◆ **STATED PROBLEM**
Your task is to quote the material that follows, in full and exactly.

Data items
□ □ □ □ □ □ □

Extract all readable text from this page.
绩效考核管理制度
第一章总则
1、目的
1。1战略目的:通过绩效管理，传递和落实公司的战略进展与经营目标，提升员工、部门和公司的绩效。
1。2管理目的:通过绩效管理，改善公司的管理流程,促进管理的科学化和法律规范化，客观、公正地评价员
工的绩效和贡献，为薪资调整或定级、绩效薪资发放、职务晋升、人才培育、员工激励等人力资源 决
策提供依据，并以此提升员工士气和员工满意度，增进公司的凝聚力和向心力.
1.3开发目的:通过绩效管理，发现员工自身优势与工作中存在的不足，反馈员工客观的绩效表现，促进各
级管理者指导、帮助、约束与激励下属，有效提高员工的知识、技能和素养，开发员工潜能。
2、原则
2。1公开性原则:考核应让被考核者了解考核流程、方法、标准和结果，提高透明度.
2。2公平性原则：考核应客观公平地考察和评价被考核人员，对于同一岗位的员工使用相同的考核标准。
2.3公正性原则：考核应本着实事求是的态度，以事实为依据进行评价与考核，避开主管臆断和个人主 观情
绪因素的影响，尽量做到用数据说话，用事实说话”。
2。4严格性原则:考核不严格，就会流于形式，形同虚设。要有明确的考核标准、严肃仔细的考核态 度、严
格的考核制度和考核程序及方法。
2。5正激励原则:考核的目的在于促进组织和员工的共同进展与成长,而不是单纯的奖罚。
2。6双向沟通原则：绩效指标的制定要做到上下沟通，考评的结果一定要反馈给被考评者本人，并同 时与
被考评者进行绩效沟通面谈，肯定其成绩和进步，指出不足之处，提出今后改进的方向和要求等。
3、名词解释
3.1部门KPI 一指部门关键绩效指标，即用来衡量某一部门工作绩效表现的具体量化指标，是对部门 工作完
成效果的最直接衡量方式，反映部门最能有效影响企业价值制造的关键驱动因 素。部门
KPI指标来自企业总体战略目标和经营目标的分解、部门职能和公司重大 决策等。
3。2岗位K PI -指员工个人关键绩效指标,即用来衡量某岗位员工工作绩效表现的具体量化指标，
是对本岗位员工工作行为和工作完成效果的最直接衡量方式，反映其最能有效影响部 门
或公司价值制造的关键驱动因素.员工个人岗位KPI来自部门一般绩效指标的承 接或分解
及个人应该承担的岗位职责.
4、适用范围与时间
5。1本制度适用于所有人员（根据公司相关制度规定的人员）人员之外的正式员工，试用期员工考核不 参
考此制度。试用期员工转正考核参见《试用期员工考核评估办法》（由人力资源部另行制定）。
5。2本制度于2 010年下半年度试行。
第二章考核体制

□ □ □ □ □ □ □

◆ **OUTPUT BELOW**
Extract all readable text from this page.
绩效考核管理制度
第一章总则
1、目的
1。1战略目的:通过绩效管理，传递和落实公司的战略进展与经营目标，提升员工、部门和公司的绩效。
1。2管理目的:通过绩效管理，改善公司的管理流程,促进管理的科学化和法律规范化，客观、公正地评价员
工的绩效和贡献，为薪资调整或定级、绩效薪资发放、职务晋升、人才培育、员工激励等人力资源 决
策提供依据，并以此提升员工士气和员工满意度，增进公司的凝聚力和向心力.
1.3开发目的:通过绩效管理，发现员工自身优势与工作中存在的不足，反馈员工客观的绩效表现，促进各
级管理者指导、帮助、约束与激励下属，有效提高员工的知识、技能和素养，开发员工潜能。
2、原则
2。1公开性原则:考核应让被考核者了解考核流程、方法、标准和结果，提高透明度.
2。2公平性原则：考核应客观公平地考察和评价被考核人员，对于同一岗位的员工使用相同的考核标准。
2.3公正性原则：考核应本着实事求是的态度，以事实为依据进行评价与考核，避开主管臆断和个人主 观情
绪因素的影响，尽量做到用数据说话，用事实说话”。
2。4严格性原则:考核不严格，就会流于形式，形同虚设。要有明确的考核标准、严肃仔细的考核态 度、严
格的考核制度和考核程序及方法。
2。5正激励原则:考核的目的在于促进组织和员工的共同进展与成长,而不是单纯的奖罚。
2。6双向沟通原则：绩效指标的制定要做到上下沟通，考评的结果一定要反馈给被考评者本人，并同 时与
被考评者进行绩效沟通面谈，肯定其成绩和进步，指出不足之处，提出今后改进的方向和要求等。
3、名词解释
3.1部门KPI 一指部门关键绩效指标，即用来衡量某一部门工作绩效表现的具体量化指标，是对部门 工作完
成效果的最直接衡量方式，反映部门最能有效影响企业价值制造的关键驱动因 素。部门
KPI指标来自企业总体战略目标和经营目标的分解、部门职能和公司重大 决策等。
3。2岗位K PI -指员工个人关键绩效指标,即用来衡量某岗位员工工作绩效表现的具体量化指标，
是对本岗位员工工作行为和工作完成效果的最直接衡量方式，反映其最能有效影响部 门
或公司价值制造的关键驱动因素.员工个人岗位KPI来自部门一般绩效指标的承 接或分解
及个人应该承担的岗位职责.
4、适用范围与时间
5。1本制度适用于所有人员（根据公司相关制度规定的人员）人员之外的正式员工，试用期员工考核不 参
考此制度。试用期员工转正考核参见《试用期员工考核评估办法》（由人力资源部另行制定）。
5。2本制度于2 010年下半年度试行。
第二章考核体制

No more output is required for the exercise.